== Short problem ==
Go through the entries below and pick out every line with "обмотки".

== Dataset items ==

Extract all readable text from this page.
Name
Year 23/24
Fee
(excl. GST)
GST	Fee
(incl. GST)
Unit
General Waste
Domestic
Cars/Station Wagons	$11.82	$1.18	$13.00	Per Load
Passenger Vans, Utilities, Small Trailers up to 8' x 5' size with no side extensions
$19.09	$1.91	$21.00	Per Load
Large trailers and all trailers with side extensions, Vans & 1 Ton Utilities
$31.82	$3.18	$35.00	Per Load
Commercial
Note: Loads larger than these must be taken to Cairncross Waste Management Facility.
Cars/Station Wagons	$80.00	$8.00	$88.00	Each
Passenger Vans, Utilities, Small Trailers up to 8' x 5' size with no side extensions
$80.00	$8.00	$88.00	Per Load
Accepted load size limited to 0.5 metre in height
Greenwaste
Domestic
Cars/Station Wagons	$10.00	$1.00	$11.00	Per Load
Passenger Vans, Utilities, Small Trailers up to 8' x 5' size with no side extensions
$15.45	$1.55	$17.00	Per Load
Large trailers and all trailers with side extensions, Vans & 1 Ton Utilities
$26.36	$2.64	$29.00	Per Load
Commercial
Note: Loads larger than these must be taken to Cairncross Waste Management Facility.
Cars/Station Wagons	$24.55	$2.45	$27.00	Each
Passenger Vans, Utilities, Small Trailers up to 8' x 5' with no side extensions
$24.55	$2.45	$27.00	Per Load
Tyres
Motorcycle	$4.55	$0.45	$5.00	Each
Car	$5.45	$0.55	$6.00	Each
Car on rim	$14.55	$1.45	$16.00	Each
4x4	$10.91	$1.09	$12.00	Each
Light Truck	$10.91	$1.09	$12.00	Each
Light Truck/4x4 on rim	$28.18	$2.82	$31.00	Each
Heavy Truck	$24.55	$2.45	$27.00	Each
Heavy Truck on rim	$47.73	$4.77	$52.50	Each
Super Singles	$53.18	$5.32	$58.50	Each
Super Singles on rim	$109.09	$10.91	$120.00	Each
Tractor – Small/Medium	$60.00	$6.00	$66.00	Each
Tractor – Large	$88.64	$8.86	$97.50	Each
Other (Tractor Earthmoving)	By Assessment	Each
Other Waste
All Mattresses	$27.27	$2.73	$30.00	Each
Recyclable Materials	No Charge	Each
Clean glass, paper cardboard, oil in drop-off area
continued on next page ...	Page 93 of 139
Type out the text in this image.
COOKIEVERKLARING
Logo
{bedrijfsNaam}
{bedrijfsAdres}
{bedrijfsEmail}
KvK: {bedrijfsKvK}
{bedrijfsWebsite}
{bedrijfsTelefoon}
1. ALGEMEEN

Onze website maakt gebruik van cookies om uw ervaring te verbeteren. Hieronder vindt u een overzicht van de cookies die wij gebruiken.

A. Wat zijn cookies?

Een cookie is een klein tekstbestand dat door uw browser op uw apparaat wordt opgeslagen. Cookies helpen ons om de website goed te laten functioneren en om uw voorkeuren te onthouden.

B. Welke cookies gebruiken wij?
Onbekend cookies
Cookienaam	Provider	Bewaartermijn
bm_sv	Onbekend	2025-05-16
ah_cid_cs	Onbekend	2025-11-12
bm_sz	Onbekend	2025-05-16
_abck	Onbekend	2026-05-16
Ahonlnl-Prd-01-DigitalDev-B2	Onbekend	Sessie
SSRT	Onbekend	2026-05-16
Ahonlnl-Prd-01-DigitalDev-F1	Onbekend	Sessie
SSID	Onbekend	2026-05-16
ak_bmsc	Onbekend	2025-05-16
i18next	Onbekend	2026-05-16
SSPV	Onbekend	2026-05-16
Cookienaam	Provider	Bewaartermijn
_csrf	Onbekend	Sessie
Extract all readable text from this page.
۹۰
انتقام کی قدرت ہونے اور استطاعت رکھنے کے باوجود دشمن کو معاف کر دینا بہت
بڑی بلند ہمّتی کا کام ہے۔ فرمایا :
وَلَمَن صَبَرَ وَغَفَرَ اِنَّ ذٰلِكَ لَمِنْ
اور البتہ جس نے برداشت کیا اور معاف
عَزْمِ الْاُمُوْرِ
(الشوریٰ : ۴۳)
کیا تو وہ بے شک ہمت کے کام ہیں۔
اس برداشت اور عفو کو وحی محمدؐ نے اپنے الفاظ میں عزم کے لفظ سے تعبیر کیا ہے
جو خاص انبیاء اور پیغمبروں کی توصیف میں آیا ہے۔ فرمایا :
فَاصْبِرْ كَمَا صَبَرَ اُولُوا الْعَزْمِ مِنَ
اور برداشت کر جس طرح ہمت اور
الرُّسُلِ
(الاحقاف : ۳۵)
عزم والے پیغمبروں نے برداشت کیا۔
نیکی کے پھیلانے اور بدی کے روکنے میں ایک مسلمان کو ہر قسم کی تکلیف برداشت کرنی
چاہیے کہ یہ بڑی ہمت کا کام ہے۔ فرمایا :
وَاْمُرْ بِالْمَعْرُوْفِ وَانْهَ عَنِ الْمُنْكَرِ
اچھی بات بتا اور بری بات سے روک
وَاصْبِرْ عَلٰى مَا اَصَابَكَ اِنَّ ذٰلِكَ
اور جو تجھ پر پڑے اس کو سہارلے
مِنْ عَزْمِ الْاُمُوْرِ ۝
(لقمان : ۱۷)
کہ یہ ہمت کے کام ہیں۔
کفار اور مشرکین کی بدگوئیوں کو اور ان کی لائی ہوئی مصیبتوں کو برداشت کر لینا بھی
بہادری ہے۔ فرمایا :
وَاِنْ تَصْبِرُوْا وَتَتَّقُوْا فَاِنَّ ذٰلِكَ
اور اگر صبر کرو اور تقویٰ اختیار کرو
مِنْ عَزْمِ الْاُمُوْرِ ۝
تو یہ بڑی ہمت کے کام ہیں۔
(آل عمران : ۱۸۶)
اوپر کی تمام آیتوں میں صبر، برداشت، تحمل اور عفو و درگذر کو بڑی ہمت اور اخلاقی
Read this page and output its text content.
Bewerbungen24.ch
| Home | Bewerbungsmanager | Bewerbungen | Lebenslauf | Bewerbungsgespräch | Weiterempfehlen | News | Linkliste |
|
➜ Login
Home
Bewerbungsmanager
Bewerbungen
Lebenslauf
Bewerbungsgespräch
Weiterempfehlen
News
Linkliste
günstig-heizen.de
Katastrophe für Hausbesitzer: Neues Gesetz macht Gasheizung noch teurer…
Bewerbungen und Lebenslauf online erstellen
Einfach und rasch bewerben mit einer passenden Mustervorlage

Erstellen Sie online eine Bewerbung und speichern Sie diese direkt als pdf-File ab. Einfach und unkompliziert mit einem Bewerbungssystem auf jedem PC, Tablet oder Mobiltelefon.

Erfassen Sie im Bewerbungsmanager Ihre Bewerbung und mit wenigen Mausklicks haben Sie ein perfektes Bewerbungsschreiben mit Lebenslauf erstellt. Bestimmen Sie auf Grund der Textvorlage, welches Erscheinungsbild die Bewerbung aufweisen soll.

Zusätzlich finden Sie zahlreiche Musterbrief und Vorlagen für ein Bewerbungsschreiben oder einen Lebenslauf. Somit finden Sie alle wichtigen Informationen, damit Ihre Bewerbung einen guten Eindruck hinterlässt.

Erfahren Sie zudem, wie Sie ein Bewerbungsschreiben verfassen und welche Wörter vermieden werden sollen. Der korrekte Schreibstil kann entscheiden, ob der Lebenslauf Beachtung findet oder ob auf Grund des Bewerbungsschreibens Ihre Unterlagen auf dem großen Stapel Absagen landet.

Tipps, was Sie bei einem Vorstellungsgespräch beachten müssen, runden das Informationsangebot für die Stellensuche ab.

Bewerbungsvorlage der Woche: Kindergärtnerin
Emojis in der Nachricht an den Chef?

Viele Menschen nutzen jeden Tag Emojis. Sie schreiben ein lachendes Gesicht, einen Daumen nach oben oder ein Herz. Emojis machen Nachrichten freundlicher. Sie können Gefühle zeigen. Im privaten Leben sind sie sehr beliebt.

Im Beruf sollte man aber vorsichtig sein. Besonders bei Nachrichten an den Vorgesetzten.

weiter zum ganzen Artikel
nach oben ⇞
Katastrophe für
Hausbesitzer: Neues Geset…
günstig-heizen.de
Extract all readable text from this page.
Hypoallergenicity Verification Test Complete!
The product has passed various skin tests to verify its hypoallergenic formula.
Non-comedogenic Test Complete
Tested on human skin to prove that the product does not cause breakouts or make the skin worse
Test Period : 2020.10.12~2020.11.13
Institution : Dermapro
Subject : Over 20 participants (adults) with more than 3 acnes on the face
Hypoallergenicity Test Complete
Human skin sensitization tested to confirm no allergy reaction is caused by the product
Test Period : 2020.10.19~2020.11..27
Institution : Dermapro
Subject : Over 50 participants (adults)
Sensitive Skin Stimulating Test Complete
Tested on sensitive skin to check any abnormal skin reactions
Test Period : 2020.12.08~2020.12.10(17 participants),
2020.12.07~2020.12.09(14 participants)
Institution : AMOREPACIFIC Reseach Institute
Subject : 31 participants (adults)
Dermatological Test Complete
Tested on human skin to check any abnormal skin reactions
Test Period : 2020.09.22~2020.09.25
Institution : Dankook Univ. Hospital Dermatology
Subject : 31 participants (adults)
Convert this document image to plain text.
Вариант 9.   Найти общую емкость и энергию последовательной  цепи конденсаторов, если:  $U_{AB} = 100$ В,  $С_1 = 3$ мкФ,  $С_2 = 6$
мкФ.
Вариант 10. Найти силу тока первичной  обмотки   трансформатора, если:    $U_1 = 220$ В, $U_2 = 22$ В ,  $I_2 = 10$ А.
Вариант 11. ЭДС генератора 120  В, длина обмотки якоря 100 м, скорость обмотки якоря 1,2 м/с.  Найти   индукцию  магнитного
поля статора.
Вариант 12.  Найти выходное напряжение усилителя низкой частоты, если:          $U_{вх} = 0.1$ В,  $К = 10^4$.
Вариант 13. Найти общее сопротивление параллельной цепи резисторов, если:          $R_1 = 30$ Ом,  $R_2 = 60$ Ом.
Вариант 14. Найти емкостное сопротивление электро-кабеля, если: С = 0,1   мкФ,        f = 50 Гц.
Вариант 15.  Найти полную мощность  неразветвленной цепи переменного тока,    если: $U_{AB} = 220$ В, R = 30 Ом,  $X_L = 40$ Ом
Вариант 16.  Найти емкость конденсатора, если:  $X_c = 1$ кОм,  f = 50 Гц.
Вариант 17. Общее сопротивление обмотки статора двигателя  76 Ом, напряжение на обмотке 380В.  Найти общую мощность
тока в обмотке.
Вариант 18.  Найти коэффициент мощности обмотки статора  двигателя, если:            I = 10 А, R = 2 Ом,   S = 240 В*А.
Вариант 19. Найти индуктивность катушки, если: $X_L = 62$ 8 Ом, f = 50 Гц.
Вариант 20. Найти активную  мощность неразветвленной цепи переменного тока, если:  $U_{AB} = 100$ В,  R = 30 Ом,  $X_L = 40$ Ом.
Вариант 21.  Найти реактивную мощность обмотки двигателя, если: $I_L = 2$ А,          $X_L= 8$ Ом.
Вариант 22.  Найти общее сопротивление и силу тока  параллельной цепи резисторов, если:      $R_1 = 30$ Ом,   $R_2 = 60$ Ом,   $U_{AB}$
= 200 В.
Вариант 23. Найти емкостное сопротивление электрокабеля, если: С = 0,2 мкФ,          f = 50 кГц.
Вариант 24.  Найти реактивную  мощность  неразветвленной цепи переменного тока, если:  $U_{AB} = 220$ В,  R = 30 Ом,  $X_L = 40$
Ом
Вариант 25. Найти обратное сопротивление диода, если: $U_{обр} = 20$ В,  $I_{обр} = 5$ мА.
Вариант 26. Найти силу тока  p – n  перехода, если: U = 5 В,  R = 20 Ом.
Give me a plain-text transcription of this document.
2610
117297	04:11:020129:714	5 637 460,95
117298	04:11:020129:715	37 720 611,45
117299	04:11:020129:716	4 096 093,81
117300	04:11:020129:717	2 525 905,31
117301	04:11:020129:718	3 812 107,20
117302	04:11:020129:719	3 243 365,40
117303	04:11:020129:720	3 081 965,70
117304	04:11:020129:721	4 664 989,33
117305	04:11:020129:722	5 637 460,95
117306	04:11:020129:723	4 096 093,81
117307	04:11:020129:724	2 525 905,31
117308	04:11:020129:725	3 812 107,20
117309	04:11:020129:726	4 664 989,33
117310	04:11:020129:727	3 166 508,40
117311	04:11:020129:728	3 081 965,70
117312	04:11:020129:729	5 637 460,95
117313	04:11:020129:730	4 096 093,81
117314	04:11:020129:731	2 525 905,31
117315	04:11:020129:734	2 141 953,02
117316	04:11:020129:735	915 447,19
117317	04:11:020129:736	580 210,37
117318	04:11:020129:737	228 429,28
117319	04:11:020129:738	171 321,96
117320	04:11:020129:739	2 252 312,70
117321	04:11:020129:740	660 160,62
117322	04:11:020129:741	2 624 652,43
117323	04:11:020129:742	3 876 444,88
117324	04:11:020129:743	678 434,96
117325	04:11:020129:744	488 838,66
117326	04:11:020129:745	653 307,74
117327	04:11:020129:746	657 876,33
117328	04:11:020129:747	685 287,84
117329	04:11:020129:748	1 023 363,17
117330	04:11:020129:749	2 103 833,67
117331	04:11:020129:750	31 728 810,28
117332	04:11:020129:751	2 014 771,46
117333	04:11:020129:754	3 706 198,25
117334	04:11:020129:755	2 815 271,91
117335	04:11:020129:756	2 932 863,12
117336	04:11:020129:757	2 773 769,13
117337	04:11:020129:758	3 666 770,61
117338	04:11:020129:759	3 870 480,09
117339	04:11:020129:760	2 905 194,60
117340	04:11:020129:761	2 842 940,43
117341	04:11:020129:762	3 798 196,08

== Worked answer ==
Вариант 10. Найти силу тока первичной  обмотки   трансформатора, если:    $U_1 = 220$ В, $U_2 = 22$ В ,  $I_2 = 10$ А.
Вариант 11. ЭДС генератора 120  В, длина обмотки якоря 100 м, скорость обмотки якоря 1,2 м/с.  Найти   индукцию  магнитного
Вариант 17. Общее сопротивление обмотки статора двигателя  76 Ом, напряжение на обмотке 380В.  Найти общую мощность
Вариант 18.  Найти коэффициент мощности обмотки статора  двигателя, если:            I = 10 А, R = 2 Ом,   S = 240 В*А.
Вариант 21.  Найти реактивную мощность обмотки двигателя, если: $I_L = 2$ А,          $X_L= 8$ Ом.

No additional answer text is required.